> WRITTEN PROBLEM:
Return all of the entries word for word, but omit the pictures they contain.

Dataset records
---+---

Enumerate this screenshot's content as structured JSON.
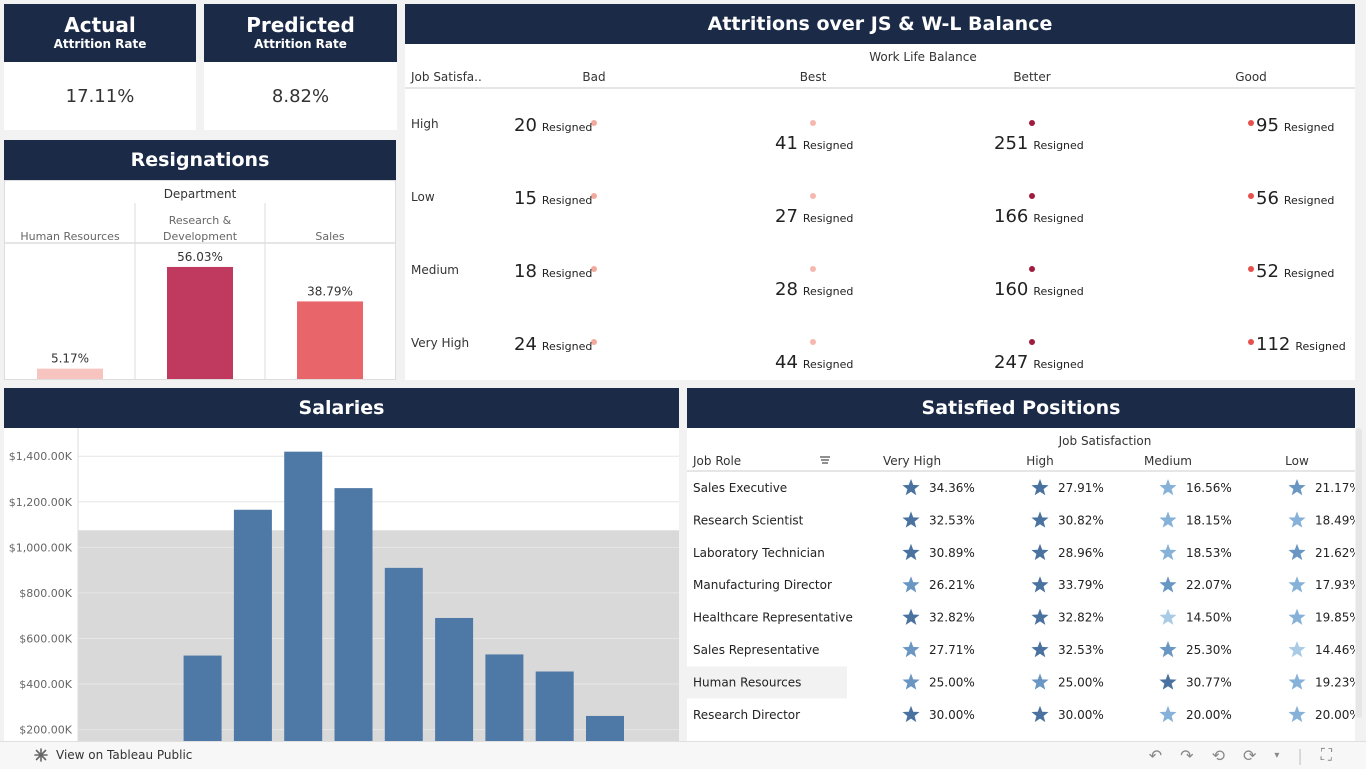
{
  "kpis": [
    {
      "title": "Actual",
      "subtitle": "Attrition Rate",
      "value": "17.11%"
    },
    {
      "title": "Predicted",
      "subtitle": "Attrition Rate",
      "value": "8.82%"
    }
  ],
  "resignations": {
    "title": "Resignations",
    "dim_header": "Department",
    "chart_type": "bar",
    "categories": [
      "Human Resources",
      "Research & Development",
      "Sales"
    ],
    "values": [
      5.17,
      56.03,
      38.79
    ],
    "labels": [
      "5.17%",
      "56.03%",
      "38.79%"
    ],
    "colors": [
      "#f8c4bf",
      "#c0395e",
      "#e8656a"
    ]
  },
  "attritions": {
    "title": "Attritions over JS & W-L Balance",
    "col_header": "Work Life Balance",
    "row_header": "Job Satisfa..",
    "columns": [
      "Bad",
      "Best",
      "Better",
      "Good"
    ],
    "rows": [
      "High",
      "Low",
      "Medium",
      "Very High"
    ],
    "unit_label": "Resigned",
    "values": [
      [
        20,
        41,
        251,
        95
      ],
      [
        15,
        27,
        166,
        56
      ],
      [
        18,
        28,
        160,
        52
      ],
      [
        24,
        44,
        247,
        112
      ]
    ]
  },
  "salaries": {
    "title": "Salaries",
    "chart_type": "bar",
    "values": [
      0,
      140,
      525,
      1165,
      1420,
      1260,
      910,
      690,
      530,
      455,
      260
    ],
    "y_ticks": [
      200,
      400,
      600,
      800,
      1000,
      1200,
      1400
    ],
    "y_tick_labels": [
      "$200.00K",
      "$400.00K",
      "$600.00K",
      "$800.00K",
      "$1,000.00K",
      "$1,200.00K",
      "$1,400.00K"
    ],
    "ylim": [
      150,
      1480
    ],
    "band": [
      150,
      1075
    ],
    "bar_color": "#4e79a7",
    "band_color": "#d9d9d9"
  },
  "satisfied": {
    "title": "Satisfied Positions",
    "col_header": "Job Satisfaction",
    "row_header": "Job Role",
    "columns": [
      "Very High",
      "High",
      "Medium",
      "Low"
    ],
    "rows": [
      {
        "role": "Sales Executive",
        "values": [
          "34.36%",
          "27.91%",
          "16.56%",
          "21.17%"
        ],
        "shades": [
          3,
          3,
          1,
          2
        ]
      },
      {
        "role": "Research Scientist",
        "values": [
          "32.53%",
          "30.82%",
          "18.15%",
          "18.49%"
        ],
        "shades": [
          3,
          3,
          1,
          1
        ]
      },
      {
        "role": "Laboratory Technician",
        "values": [
          "30.89%",
          "28.96%",
          "18.53%",
          "21.62%"
        ],
        "shades": [
          3,
          3,
          1,
          2
        ]
      },
      {
        "role": "Manufacturing Director",
        "values": [
          "26.21%",
          "33.79%",
          "22.07%",
          "17.93%"
        ],
        "shades": [
          2,
          3,
          2,
          1
        ]
      },
      {
        "role": "Healthcare Representative",
        "values": [
          "32.82%",
          "32.82%",
          "14.50%",
          "19.85%"
        ],
        "shades": [
          3,
          3,
          0,
          1
        ]
      },
      {
        "role": "Sales Representative",
        "values": [
          "27.71%",
          "32.53%",
          "25.30%",
          "14.46%"
        ],
        "shades": [
          2,
          3,
          2,
          0
        ]
      },
      {
        "role": "Human Resources",
        "values": [
          "25.00%",
          "25.00%",
          "30.77%",
          "19.23%"
        ],
        "shades": [
          2,
          2,
          3,
          1
        ]
      },
      {
        "role": "Research Director",
        "values": [
          "30.00%",
          "30.00%",
          "20.00%",
          "20.00%"
        ],
        "shades": [
          3,
          3,
          1,
          1
        ]
      }
    ],
    "shade_colors": [
      "#a9cbe6",
      "#86b1d8",
      "#6996c3",
      "#4a72a0"
    ]
  },
  "footer": {
    "view_label": "View on Tableau Public"
  }
}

---+---

> SOLUTION TO THIS PROBLEM:
Enumerate this screenshot's content as structured JSON.
{
  "kpis": [
    {
      "title": "Actual",
      "subtitle": "Attrition Rate",
      "value": "17.11%"
    },
    {
      "title": "Predicted",
      "subtitle": "Attrition Rate",
      "value": "8.82%"
    }
  ],
  "resignations": {
    "title": "Resignations",
    "dim_header": "Department",
    "chart_type": "bar",
    "categories": [
      "Human Resources",
      "Research & Development",
      "Sales"
    ],
    "values": [
      5.17,
      56.03,
      38.79
    ],
    "labels": [
      "5.17%",
      "56.03%",
      "38.79%"
    ],
    "colors": [
      "#f8c4bf",
      "#c0395e",
      "#e8656a"
    ]
  },
  "attritions": {
    "title": "Attritions over JS & W-L Balance",
    "col_header": "Work Life Balance",
    "row_header": "Job Satisfa..",
    "columns": [
      "Bad",
      "Best",
      "Better",
      "Good"
    ],
    "rows": [
      "High",
      "Low",
      "Medium",
      "Very High"
    ],
    "unit_label": "Resigned",
    "values": [
      [
        20,
        41,
        251,
        95
      ],
      [
        15,
        27,
        166,
        56
      ],
      [
        18,
        28,
        160,
        52
      ],
      [
        24,
        44,
        247,
        112
      ]
    ]
  },
  "salaries": {
    "title": "Salaries",
    "chart_type": "bar",
    "values": [
      0,
      140,
      525,
      1165,
      1420,
      1260,
      910,
      690,
      530,
      455,
      260
    ],
    "y_ticks": [
      200,
      400,
      600,
      800,
      1000,
      1200,
      1400
    ],
    "y_tick_labels": [
      "$200.00K",
      "$400.00K",
      "$600.00K",
      "$800.00K",
      "$1,000.00K",
      "$1,200.00K",
      "$1,400.00K"
    ],
    "ylim": [
      150,
      1480
    ],
    "band": [
      150,
      1075
    ],
    "bar_color": "#4e79a7",
    "band_color": "#d9d9d9"
  },
  "satisfied": {
    "title": "Satisfied Positions",
    "col_header": "Job Satisfaction",
    "row_header": "Job Role",
    "columns": [
      "Very High",
      "High",
      "Medium",
      "Low"
    ],
    "rows": [
      {
        "role": "Sales Executive",
        "values": [
          "34.36%",
          "27.91%",
          "16.56%",
          "21.17%"
        ],
        "shades": [
          3,
          3,
          1,
          2
        ]
      },
      {
        "role": "Research Scientist",
        "values": [
          "32.53%",
          "30.82%",
          "18.15%",
          "18.49%"
        ],
        "shades": [
          3,
          3,
          1,
          1
        ]
      },
      {
        "role": "Laboratory Technician",
        "values": [
          "30.89%",
          "28.96%",
          "18.53%",
          "21.62%"
        ],
        "shades": [
          3,
          3,
          1,
          2
        ]
      },
      {
        "role": "Manufacturing Director",
        "values": [
          "26.21%",
          "33.79%",
          "22.07%",
          "17.93%"
        ],
        "shades": [
          2,
          3,
          2,
          1
        ]
      },
      {
        "role": "Healthcare Representative",
        "values": [
          "32.82%",
          "32.82%",
          "14.50%",
          "19.85%"
        ],
        "shades": [
          3,
          3,
          0,
          1
        ]
      },
      {
        "role": "Sales Representative",
        "values": [
          "27.71%",
          "32.53%",
          "25.30%",
          "14.46%"
        ],
        "shades": [
          2,
          3,
          2,
          0
        ]
      },
      {
        "role": "Human Resources",
        "values": [
          "25.00%",
          "25.00%",
          "30.77%",
          "19.23%"
        ],
        "shades": [
          2,
          2,
          3,
          1
        ]
      },
      {
        "role": "Research Director",
        "values": [
          "30.00%",
          "30.00%",
          "20.00%",
          "20.00%"
        ],
        "shades": [
          3,
          3,
          1,
          1
        ]
      }
    ],
    "shade_colors": [
      "#a9cbe6",
      "#86b1d8",
      "#6996c3",
      "#4a72a0"
    ]
  },
  "footer": {
    "view_label": "View on Tableau Public"
  }
}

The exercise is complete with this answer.